── Rows ──
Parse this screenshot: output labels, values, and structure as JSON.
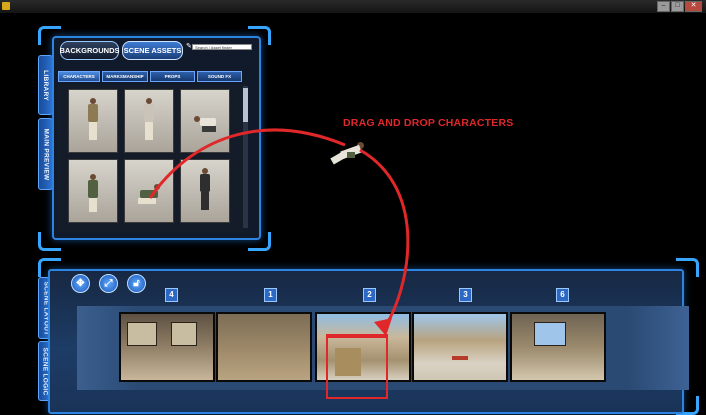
{
  "library": {
    "tabs": [
      "BACKGROUNDS",
      "SCENE ASSETS"
    ],
    "search_placeholder": "Search / Asset finder",
    "side_tabs": [
      "LIBRARY",
      "MAIN PREVIEW"
    ],
    "categories": [
      "CHARACTERS",
      "MARKSMANSHIP",
      "PROPS",
      "SOUND FX"
    ]
  },
  "instruction": "DRAG AND DROP CHARACTERS",
  "timeline": {
    "side_tabs": [
      "SCENE LAYOUT",
      "SCENE LOGIC"
    ],
    "tools": [
      "move-icon",
      "resize-icon",
      "lock-icon"
    ],
    "frame_numbers": [
      "4",
      "1",
      "2",
      "3",
      "6"
    ]
  },
  "window": {
    "controls": [
      "–",
      "□",
      "✕"
    ]
  },
  "colors": {
    "accent": "#2c84e0",
    "highlight": "#e0282a"
  }
}
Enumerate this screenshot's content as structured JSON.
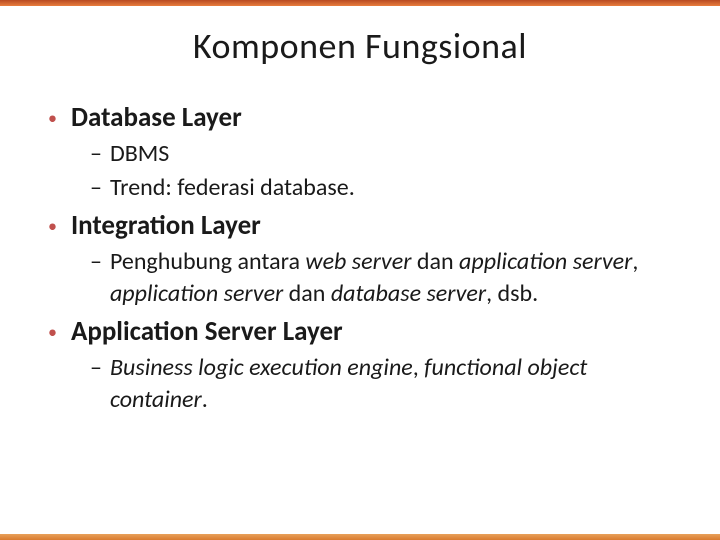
{
  "title": "Komponen Fungsional",
  "items": [
    {
      "label": "Database Layer",
      "sub": [
        {
          "runs": [
            {
              "t": "DBMS"
            }
          ]
        },
        {
          "runs": [
            {
              "t": "Trend: federasi database."
            }
          ]
        }
      ]
    },
    {
      "label": "Integration Layer",
      "sub": [
        {
          "runs": [
            {
              "t": "Penghubung antara "
            },
            {
              "t": "web server",
              "i": true
            },
            {
              "t": " dan "
            },
            {
              "t": "application server",
              "i": true
            },
            {
              "t": ", "
            },
            {
              "t": "application server",
              "i": true
            },
            {
              "t": " dan "
            },
            {
              "t": "database server",
              "i": true
            },
            {
              "t": ", dsb."
            }
          ]
        }
      ]
    },
    {
      "label": "Application Server Layer",
      "sub": [
        {
          "runs": [
            {
              "t": "Business logic execution engine",
              "i": true
            },
            {
              "t": ", "
            },
            {
              "t": "functional object container",
              "i": true
            },
            {
              "t": "."
            }
          ]
        }
      ]
    }
  ]
}
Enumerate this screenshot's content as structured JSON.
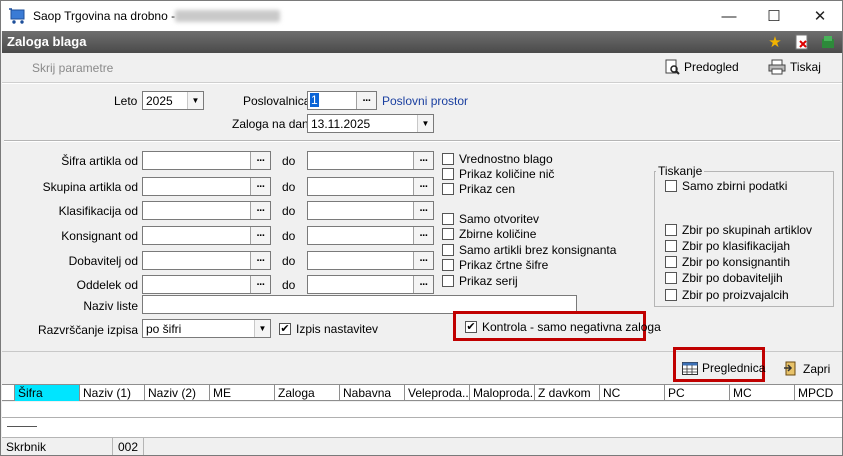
{
  "window": {
    "title": "Saop Trgovina na drobno - ",
    "minimize": "—",
    "maximize": "☐",
    "close": "✕"
  },
  "header": {
    "title": "Zaloga blaga"
  },
  "toolbar": {
    "hide_params": "Skrij parametre",
    "preview": "Predogled",
    "print": "Tiskaj"
  },
  "form": {
    "leto_label": "Leto",
    "leto_value": "2025",
    "poslovalnica_label": "Poslovalnica",
    "poslovalnica_value": "1",
    "poslovni_prostor": "Poslovni prostor",
    "zaloga_label": "Zaloga na dan",
    "zaloga_value": "13.11.2025",
    "do": "do",
    "ranges": [
      {
        "label": "Šifra artikla od"
      },
      {
        "label": "Skupina artikla od"
      },
      {
        "label": "Klasifikacija od"
      },
      {
        "label": "Konsignant od"
      },
      {
        "label": "Dobavitelj od"
      },
      {
        "label": "Oddelek od"
      }
    ],
    "naziv_label": "Naziv liste",
    "razvrscanje_label": "Razvrščanje izpisa",
    "razvrscanje_value": "po šifri",
    "izpis_nastavitev": "Izpis nastavitev",
    "checks_a": [
      "Vrednostno blago",
      "Prikaz količine nič",
      "Prikaz cen"
    ],
    "checks_b": [
      "Samo otvoritev",
      "Zbirne količine",
      "Samo artikli brez konsignanta",
      "Prikaz črtne šifre",
      "Prikaz serij"
    ],
    "kontrola": "Kontrola - samo negativna zaloga"
  },
  "tiskanje": {
    "title": "Tiskanje",
    "samo_zbirni": "Samo zbirni podatki",
    "zbir": [
      "Zbir po skupinah artiklov",
      "Zbir po klasifikacijah",
      "Zbir po konsignantih",
      "Zbir po dobaviteljih",
      "Zbir po proizvajalcih"
    ]
  },
  "actions": {
    "preglednica": "Preglednica",
    "zapri": "Zapri"
  },
  "grid": {
    "columns": [
      "Šifra",
      "Naziv (1)",
      "Naziv (2)",
      "ME",
      "Zaloga",
      "Nabavna",
      "Veleproda...",
      "Maloproda...",
      "Z davkom",
      "NC",
      "PC",
      "MC",
      "MPCD"
    ]
  },
  "status": {
    "user": "Skrbnik",
    "code": "002"
  },
  "colors": {
    "header_bg": "#5a5a5a",
    "highlight_red": "#c00000",
    "selected_col": "#00e5ff",
    "link": "#1a3fa0"
  }
}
───
◆ **Problem to work on**
Copy the entries above faithfully and omit every image.

◆ **Answer to this problem**
Parse this screenshot: output labels, values, and structure as JSON.
{
  "library": {
    "tabs": [
      "BACKGROUNDS",
      "SCENE ASSETS"
    ],
    "search_placeholder": "Search / Asset finder",
    "side_tabs": [
      "LIBRARY",
      "MAIN PREVIEW"
    ],
    "categories": [
      "CHARACTERS",
      "MARKSMANSHIP",
      "PROPS",
      "SOUND FX"
    ]
  },
  "instruction": "DRAG AND DROP CHARACTERS",
  "timeline": {
    "side_tabs": [
      "SCENE LAYOUT",
      "SCENE LOGIC"
    ],
    "tools": [
      "move-icon",
      "resize-icon",
      "lock-icon"
    ],
    "frame_numbers": [
      "4",
      "1",
      "2",
      "3",
      "6"
    ]
  },
  "window": {
    "controls": [
      "–",
      "□",
      "✕"
    ]
  },
  "colors": {
    "accent": "#2c84e0",
    "highlight": "#e0282a"
  }
}
Enumerate this screenshot's content as structured JSON.
{
  "title": "Komponen Fungsional",
  "items": [
    {
      "label": "Database Layer",
      "sub": [
        {
          "runs": [
            {
              "t": "DBMS"
            }
          ]
        },
        {
          "runs": [
            {
              "t": "Trend: federasi database."
            }
          ]
        }
      ]
    },
    {
      "label": "Integration Layer",
      "sub": [
        {
          "runs": [
            {
              "t": "Penghubung antara "
            },
            {
              "t": "web server",
              "i": true
            },
            {
              "t": " dan "
            },
            {
              "t": "application server",
              "i": true
            },
            {
              "t": ", "
            },
            {
              "t": "application server",
              "i": true
            },
            {
              "t": " dan "
            },
            {
              "t": "database server",
              "i": true
            },
            {
              "t": ", dsb."
            }
          ]
        }
      ]
    },
    {
      "label": "Application Server Layer",
      "sub": [
        {
          "runs": [
            {
              "t": "Business logic execution engine",
              "i": true
            },
            {
              "t": ", "
            },
            {
              "t": "functional object container",
              "i": true
            },
            {
              "t": "."
            }
          ]
        }
      ]
    }
  ]
}
Enumerate this screenshot's content as structured JSON.
{
  "window": {
    "title": "Saop Trgovina na drobno - ",
    "minimize": "—",
    "maximize": "☐",
    "close": "✕"
  },
  "header": {
    "title": "Zaloga blaga"
  },
  "toolbar": {
    "hide_params": "Skrij parametre",
    "preview": "Predogled",
    "print": "Tiskaj"
  },
  "form": {
    "leto_label": "Leto",
    "leto_value": "2025",
    "poslovalnica_label": "Poslovalnica",
    "poslovalnica_value": "1",
    "poslovni_prostor": "Poslovni prostor",
    "zaloga_label": "Zaloga na dan",
    "zaloga_value": "13.11.2025",
    "do": "do",
    "ranges": [
      {
        "label": "Šifra artikla od"
      },
      {
        "label": "Skupina artikla od"
      },
      {
        "label": "Klasifikacija od"
      },
      {
        "label": "Konsignant od"
      },
      {
        "label": "Dobavitelj od"
      },
      {
        "label": "Oddelek od"
      }
    ],
    "naziv_label": "Naziv liste",
    "razvrscanje_label": "Razvrščanje izpisa",
    "razvrscanje_value": "po šifri",
    "izpis_nastavitev": "Izpis nastavitev",
    "checks_a": [
      "Vrednostno blago",
      "Prikaz količine nič",
      "Prikaz cen"
    ],
    "checks_b": [
      "Samo otvoritev",
      "Zbirne količine",
      "Samo artikli brez konsignanta",
      "Prikaz črtne šifre",
      "Prikaz serij"
    ],
    "kontrola": "Kontrola - samo negativna zaloga"
  },
  "tiskanje": {
    "title": "Tiskanje",
    "samo_zbirni": "Samo zbirni podatki",
    "zbir": [
      "Zbir po skupinah artiklov",
      "Zbir po klasifikacijah",
      "Zbir po konsignantih",
      "Zbir po dobaviteljih",
      "Zbir po proizvajalcih"
    ]
  },
  "actions": {
    "preglednica": "Preglednica",
    "zapri": "Zapri"
  },
  "grid": {
    "columns": [
      "Šifra",
      "Naziv (1)",
      "Naziv (2)",
      "ME",
      "Zaloga",
      "Nabavna",
      "Veleproda...",
      "Maloproda...",
      "Z davkom",
      "NC",
      "PC",
      "MC",
      "MPCD"
    ]
  },
  "status": {
    "user": "Skrbnik",
    "code": "002"
  },
  "colors": {
    "header_bg": "#5a5a5a",
    "highlight_red": "#c00000",
    "selected_col": "#00e5ff",
    "link": "#1a3fa0"
  }
}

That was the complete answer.